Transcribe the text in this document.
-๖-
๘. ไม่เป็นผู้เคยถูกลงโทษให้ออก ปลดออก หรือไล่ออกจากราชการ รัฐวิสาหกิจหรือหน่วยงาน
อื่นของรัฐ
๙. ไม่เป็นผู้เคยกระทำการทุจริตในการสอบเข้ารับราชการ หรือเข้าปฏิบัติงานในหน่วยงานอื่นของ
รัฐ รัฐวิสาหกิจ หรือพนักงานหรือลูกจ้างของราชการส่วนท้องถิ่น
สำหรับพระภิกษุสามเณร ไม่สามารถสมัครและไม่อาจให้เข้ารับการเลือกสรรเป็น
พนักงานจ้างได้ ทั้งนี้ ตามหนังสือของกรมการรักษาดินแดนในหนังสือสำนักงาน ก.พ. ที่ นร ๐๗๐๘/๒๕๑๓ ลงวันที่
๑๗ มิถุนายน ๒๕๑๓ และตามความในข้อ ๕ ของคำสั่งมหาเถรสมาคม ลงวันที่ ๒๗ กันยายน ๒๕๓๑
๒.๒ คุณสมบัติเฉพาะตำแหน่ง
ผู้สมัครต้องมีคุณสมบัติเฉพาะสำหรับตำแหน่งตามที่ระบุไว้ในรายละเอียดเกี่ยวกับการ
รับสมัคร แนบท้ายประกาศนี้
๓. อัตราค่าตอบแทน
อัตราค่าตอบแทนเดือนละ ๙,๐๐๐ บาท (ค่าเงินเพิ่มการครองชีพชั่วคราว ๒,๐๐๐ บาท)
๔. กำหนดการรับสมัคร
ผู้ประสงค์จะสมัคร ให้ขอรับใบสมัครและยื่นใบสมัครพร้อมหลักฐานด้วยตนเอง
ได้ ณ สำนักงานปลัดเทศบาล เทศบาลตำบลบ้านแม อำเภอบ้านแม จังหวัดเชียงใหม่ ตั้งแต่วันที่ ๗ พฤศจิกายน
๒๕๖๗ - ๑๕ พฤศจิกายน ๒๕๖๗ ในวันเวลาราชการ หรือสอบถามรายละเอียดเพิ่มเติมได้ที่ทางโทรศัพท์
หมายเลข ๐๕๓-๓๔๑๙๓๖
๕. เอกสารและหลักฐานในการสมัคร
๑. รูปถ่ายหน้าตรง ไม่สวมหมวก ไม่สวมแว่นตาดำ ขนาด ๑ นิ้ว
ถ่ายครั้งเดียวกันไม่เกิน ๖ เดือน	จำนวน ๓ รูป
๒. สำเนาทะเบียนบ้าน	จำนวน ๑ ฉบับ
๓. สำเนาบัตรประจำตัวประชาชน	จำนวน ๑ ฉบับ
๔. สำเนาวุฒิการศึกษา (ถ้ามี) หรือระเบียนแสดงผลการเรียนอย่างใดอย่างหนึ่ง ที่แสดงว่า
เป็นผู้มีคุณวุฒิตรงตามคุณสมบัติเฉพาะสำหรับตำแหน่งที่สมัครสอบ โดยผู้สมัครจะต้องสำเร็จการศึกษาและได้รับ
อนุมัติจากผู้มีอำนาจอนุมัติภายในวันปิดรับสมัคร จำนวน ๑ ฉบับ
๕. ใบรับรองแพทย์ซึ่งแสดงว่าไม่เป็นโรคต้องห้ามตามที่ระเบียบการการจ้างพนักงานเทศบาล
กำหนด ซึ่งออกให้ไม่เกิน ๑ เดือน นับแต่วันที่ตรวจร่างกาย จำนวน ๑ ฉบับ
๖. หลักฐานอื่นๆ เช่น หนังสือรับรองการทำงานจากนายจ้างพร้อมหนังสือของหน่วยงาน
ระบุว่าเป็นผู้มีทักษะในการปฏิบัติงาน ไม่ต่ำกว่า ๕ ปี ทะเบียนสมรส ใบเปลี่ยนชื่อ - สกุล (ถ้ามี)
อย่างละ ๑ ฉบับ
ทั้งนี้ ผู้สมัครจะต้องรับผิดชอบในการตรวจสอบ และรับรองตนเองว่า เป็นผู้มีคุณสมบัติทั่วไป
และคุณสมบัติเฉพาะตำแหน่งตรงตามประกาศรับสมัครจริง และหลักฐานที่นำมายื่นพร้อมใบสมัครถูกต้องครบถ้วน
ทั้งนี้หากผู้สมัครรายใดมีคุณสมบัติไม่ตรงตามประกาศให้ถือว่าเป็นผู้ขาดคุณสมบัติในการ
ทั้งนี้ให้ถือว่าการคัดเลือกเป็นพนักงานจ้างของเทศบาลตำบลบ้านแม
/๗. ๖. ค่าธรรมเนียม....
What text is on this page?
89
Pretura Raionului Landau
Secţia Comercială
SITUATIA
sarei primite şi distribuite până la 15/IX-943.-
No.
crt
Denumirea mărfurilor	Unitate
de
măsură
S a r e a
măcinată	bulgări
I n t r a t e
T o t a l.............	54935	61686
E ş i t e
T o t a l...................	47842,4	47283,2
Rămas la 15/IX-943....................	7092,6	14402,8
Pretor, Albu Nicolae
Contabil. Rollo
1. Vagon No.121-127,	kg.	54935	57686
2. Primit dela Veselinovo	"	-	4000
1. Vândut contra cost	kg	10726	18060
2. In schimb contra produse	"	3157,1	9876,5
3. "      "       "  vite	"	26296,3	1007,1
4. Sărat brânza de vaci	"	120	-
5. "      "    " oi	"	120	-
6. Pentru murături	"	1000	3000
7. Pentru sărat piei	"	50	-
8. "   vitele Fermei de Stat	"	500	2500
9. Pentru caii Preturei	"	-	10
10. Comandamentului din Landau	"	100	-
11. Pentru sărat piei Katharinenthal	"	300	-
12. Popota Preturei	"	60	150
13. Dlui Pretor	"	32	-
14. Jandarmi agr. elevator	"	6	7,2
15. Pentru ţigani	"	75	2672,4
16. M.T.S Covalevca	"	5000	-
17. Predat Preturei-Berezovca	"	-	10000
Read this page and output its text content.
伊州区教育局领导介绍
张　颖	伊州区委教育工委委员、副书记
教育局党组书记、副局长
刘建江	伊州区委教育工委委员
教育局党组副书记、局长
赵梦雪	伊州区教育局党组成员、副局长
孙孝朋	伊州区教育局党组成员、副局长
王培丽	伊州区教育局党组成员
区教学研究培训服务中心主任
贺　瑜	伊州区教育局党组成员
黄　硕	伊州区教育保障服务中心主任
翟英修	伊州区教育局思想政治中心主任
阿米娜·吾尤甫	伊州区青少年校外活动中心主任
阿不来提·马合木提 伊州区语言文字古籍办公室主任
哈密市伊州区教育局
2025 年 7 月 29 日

• [What you are asked to do]:
Output only the lines from the one holding "Read this page and output its text content." through the last line above, exactly as they appear.

• [Solution to the exercise]:
Read this page and output its text content.
伊州区教育局领导介绍
张　颖	伊州区委教育工委委员、副书记
教育局党组书记、副局长
刘建江	伊州区委教育工委委员
教育局党组副书记、局长
赵梦雪	伊州区教育局党组成员、副局长
孙孝朋	伊州区教育局党组成员、副局长
王培丽	伊州区教育局党组成员
区教学研究培训服务中心主任
贺　瑜	伊州区教育局党组成员
黄　硕	伊州区教育保障服务中心主任
翟英修	伊州区教育局思想政治中心主任
阿米娜·吾尤甫	伊州区青少年校外活动中心主任
阿不来提·马合木提 伊州区语言文字古籍办公室主任
哈密市伊州区教育局
2025 年 7 月 29 日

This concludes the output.